start Provided data

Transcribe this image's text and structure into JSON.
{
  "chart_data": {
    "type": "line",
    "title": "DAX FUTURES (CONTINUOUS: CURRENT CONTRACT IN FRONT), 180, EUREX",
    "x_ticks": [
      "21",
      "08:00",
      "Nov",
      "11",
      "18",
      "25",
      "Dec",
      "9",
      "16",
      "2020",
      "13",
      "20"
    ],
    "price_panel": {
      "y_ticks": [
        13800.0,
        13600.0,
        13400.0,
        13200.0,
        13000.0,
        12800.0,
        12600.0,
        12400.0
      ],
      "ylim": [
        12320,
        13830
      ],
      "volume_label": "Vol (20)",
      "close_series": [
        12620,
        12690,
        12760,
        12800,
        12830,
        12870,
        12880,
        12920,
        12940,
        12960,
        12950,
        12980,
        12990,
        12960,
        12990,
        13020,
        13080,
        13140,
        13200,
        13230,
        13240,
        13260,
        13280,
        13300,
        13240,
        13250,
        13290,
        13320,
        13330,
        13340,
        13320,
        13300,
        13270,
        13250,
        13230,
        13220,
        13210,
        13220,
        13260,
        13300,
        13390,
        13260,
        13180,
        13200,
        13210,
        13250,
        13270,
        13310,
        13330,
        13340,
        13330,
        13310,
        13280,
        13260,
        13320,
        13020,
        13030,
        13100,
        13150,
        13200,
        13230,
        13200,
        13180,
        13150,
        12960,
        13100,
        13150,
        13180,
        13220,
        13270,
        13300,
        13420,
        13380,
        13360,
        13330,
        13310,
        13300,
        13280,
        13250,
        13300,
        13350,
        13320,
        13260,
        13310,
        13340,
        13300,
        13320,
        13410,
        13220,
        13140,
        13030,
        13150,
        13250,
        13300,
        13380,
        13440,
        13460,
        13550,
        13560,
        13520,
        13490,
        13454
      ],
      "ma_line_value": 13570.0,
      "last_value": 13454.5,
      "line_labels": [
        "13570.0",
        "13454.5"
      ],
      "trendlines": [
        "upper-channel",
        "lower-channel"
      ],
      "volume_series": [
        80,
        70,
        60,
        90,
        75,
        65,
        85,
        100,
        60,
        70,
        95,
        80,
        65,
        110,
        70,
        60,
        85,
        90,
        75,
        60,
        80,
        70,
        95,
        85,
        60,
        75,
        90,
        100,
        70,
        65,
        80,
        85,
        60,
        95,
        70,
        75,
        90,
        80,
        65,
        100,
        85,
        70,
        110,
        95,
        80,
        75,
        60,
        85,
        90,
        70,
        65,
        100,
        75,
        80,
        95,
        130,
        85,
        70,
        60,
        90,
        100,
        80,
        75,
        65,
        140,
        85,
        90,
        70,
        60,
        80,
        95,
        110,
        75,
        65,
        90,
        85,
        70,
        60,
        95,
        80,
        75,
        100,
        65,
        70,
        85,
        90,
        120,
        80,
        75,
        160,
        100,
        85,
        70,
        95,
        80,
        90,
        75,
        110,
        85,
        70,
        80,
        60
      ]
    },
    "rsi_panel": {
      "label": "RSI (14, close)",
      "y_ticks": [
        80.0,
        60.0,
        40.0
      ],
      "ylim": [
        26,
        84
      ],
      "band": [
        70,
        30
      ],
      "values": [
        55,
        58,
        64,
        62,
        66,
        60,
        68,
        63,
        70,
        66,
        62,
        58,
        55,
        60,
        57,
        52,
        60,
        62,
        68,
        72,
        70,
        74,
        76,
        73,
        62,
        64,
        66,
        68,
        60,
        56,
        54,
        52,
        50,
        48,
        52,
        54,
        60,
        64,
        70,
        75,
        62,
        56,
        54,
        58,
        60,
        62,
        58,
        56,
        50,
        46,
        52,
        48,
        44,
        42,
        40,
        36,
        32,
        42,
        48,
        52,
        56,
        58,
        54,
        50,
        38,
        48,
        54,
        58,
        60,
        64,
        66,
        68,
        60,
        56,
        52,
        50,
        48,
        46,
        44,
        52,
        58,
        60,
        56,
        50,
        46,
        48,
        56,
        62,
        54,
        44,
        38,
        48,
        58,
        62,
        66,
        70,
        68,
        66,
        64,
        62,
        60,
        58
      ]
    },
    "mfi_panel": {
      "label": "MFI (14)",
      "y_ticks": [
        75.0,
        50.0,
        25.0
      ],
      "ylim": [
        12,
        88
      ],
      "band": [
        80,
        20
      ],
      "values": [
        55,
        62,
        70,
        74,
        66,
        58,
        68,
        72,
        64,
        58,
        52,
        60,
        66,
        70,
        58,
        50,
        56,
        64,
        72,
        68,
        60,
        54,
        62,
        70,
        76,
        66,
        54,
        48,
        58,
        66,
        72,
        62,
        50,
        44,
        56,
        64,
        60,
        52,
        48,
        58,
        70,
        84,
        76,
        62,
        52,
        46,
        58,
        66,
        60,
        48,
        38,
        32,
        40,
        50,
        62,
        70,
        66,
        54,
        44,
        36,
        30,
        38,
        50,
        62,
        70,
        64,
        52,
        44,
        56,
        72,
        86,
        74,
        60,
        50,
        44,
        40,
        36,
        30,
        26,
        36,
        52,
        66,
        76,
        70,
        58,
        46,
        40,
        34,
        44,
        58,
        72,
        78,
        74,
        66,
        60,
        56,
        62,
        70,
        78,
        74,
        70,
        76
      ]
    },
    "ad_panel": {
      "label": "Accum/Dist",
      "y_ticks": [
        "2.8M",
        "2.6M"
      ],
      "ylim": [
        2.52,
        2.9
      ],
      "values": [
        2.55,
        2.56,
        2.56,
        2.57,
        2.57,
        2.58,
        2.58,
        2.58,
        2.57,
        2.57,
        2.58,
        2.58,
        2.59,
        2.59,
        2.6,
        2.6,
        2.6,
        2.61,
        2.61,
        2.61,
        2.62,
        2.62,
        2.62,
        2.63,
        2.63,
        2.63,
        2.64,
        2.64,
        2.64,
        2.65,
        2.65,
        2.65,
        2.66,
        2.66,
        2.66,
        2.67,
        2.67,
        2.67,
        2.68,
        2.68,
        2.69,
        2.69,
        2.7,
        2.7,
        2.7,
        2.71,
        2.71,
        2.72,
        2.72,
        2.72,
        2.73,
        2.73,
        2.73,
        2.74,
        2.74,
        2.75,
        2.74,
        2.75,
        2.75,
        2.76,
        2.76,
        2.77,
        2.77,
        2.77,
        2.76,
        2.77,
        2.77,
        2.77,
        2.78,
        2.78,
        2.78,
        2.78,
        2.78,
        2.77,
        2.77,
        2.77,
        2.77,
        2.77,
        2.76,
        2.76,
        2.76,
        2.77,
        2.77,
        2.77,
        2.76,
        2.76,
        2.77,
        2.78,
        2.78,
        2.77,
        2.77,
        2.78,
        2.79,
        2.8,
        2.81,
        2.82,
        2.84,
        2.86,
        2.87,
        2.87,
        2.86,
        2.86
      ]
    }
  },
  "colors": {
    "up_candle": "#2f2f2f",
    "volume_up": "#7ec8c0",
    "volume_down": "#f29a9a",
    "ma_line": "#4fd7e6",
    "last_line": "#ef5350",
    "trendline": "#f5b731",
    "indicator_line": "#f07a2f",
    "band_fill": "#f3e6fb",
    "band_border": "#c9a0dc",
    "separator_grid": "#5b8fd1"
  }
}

end Provided data

Every entry should be printed again exactly as written.

Transcribe this image's text and structure into JSON.
{
  "chart_data": {
    "type": "line",
    "title": "DAX FUTURES (CONTINUOUS: CURRENT CONTRACT IN FRONT), 180, EUREX",
    "x_ticks": [
      "21",
      "08:00",
      "Nov",
      "11",
      "18",
      "25",
      "Dec",
      "9",
      "16",
      "2020",
      "13",
      "20"
    ],
    "price_panel": {
      "y_ticks": [
        13800.0,
        13600.0,
        13400.0,
        13200.0,
        13000.0,
        12800.0,
        12600.0,
        12400.0
      ],
      "ylim": [
        12320,
        13830
      ],
      "volume_label": "Vol (20)",
      "close_series": [
        12620,
        12690,
        12760,
        12800,
        12830,
        12870,
        12880,
        12920,
        12940,
        12960,
        12950,
        12980,
        12990,
        12960,
        12990,
        13020,
        13080,
        13140,
        13200,
        13230,
        13240,
        13260,
        13280,
        13300,
        13240,
        13250,
        13290,
        13320,
        13330,
        13340,
        13320,
        13300,
        13270,
        13250,
        13230,
        13220,
        13210,
        13220,
        13260,
        13300,
        13390,
        13260,
        13180,
        13200,
        13210,
        13250,
        13270,
        13310,
        13330,
        13340,
        13330,
        13310,
        13280,
        13260,
        13320,
        13020,
        13030,
        13100,
        13150,
        13200,
        13230,
        13200,
        13180,
        13150,
        12960,
        13100,
        13150,
        13180,
        13220,
        13270,
        13300,
        13420,
        13380,
        13360,
        13330,
        13310,
        13300,
        13280,
        13250,
        13300,
        13350,
        13320,
        13260,
        13310,
        13340,
        13300,
        13320,
        13410,
        13220,
        13140,
        13030,
        13150,
        13250,
        13300,
        13380,
        13440,
        13460,
        13550,
        13560,
        13520,
        13490,
        13454
      ],
      "ma_line_value": 13570.0,
      "last_value": 13454.5,
      "line_labels": [
        "13570.0",
        "13454.5"
      ],
      "trendlines": [
        "upper-channel",
        "lower-channel"
      ],
      "volume_series": [
        80,
        70,
        60,
        90,
        75,
        65,
        85,
        100,
        60,
        70,
        95,
        80,
        65,
        110,
        70,
        60,
        85,
        90,
        75,
        60,
        80,
        70,
        95,
        85,
        60,
        75,
        90,
        100,
        70,
        65,
        80,
        85,
        60,
        95,
        70,
        75,
        90,
        80,
        65,
        100,
        85,
        70,
        110,
        95,
        80,
        75,
        60,
        85,
        90,
        70,
        65,
        100,
        75,
        80,
        95,
        130,
        85,
        70,
        60,
        90,
        100,
        80,
        75,
        65,
        140,
        85,
        90,
        70,
        60,
        80,
        95,
        110,
        75,
        65,
        90,
        85,
        70,
        60,
        95,
        80,
        75,
        100,
        65,
        70,
        85,
        90,
        120,
        80,
        75,
        160,
        100,
        85,
        70,
        95,
        80,
        90,
        75,
        110,
        85,
        70,
        80,
        60
      ]
    },
    "rsi_panel": {
      "label": "RSI (14, close)",
      "y_ticks": [
        80.0,
        60.0,
        40.0
      ],
      "ylim": [
        26,
        84
      ],
      "band": [
        70,
        30
      ],
      "values": [
        55,
        58,
        64,
        62,
        66,
        60,
        68,
        63,
        70,
        66,
        62,
        58,
        55,
        60,
        57,
        52,
        60,
        62,
        68,
        72,
        70,
        74,
        76,
        73,
        62,
        64,
        66,
        68,
        60,
        56,
        54,
        52,
        50,
        48,
        52,
        54,
        60,
        64,
        70,
        75,
        62,
        56,
        54,
        58,
        60,
        62,
        58,
        56,
        50,
        46,
        52,
        48,
        44,
        42,
        40,
        36,
        32,
        42,
        48,
        52,
        56,
        58,
        54,
        50,
        38,
        48,
        54,
        58,
        60,
        64,
        66,
        68,
        60,
        56,
        52,
        50,
        48,
        46,
        44,
        52,
        58,
        60,
        56,
        50,
        46,
        48,
        56,
        62,
        54,
        44,
        38,
        48,
        58,
        62,
        66,
        70,
        68,
        66,
        64,
        62,
        60,
        58
      ]
    },
    "mfi_panel": {
      "label": "MFI (14)",
      "y_ticks": [
        75.0,
        50.0,
        25.0
      ],
      "ylim": [
        12,
        88
      ],
      "band": [
        80,
        20
      ],
      "values": [
        55,
        62,
        70,
        74,
        66,
        58,
        68,
        72,
        64,
        58,
        52,
        60,
        66,
        70,
        58,
        50,
        56,
        64,
        72,
        68,
        60,
        54,
        62,
        70,
        76,
        66,
        54,
        48,
        58,
        66,
        72,
        62,
        50,
        44,
        56,
        64,
        60,
        52,
        48,
        58,
        70,
        84,
        76,
        62,
        52,
        46,
        58,
        66,
        60,
        48,
        38,
        32,
        40,
        50,
        62,
        70,
        66,
        54,
        44,
        36,
        30,
        38,
        50,
        62,
        70,
        64,
        52,
        44,
        56,
        72,
        86,
        74,
        60,
        50,
        44,
        40,
        36,
        30,
        26,
        36,
        52,
        66,
        76,
        70,
        58,
        46,
        40,
        34,
        44,
        58,
        72,
        78,
        74,
        66,
        60,
        56,
        62,
        70,
        78,
        74,
        70,
        76
      ]
    },
    "ad_panel": {
      "label": "Accum/Dist",
      "y_ticks": [
        "2.8M",
        "2.6M"
      ],
      "ylim": [
        2.52,
        2.9
      ],
      "values": [
        2.55,
        2.56,
        2.56,
        2.57,
        2.57,
        2.58,
        2.58,
        2.58,
        2.57,
        2.57,
        2.58,
        2.58,
        2.59,
        2.59,
        2.6,
        2.6,
        2.6,
        2.61,
        2.61,
        2.61,
        2.62,
        2.62,
        2.62,
        2.63,
        2.63,
        2.63,
        2.64,
        2.64,
        2.64,
        2.65,
        2.65,
        2.65,
        2.66,
        2.66,
        2.66,
        2.67,
        2.67,
        2.67,
        2.68,
        2.68,
        2.69,
        2.69,
        2.7,
        2.7,
        2.7,
        2.71,
        2.71,
        2.72,
        2.72,
        2.72,
        2.73,
        2.73,
        2.73,
        2.74,
        2.74,
        2.75,
        2.74,
        2.75,
        2.75,
        2.76,
        2.76,
        2.77,
        2.77,
        2.77,
        2.76,
        2.77,
        2.77,
        2.77,
        2.78,
        2.78,
        2.78,
        2.78,
        2.78,
        2.77,
        2.77,
        2.77,
        2.77,
        2.77,
        2.76,
        2.76,
        2.76,
        2.77,
        2.77,
        2.77,
        2.76,
        2.76,
        2.77,
        2.78,
        2.78,
        2.77,
        2.77,
        2.78,
        2.79,
        2.8,
        2.81,
        2.82,
        2.84,
        2.86,
        2.87,
        2.87,
        2.86,
        2.86
      ]
    }
  },
  "colors": {
    "up_candle": "#2f2f2f",
    "volume_up": "#7ec8c0",
    "volume_down": "#f29a9a",
    "ma_line": "#4fd7e6",
    "last_line": "#ef5350",
    "trendline": "#f5b731",
    "indicator_line": "#f07a2f",
    "band_fill": "#f3e6fb",
    "band_border": "#c9a0dc",
    "separator_grid": "#5b8fd1"
  }
}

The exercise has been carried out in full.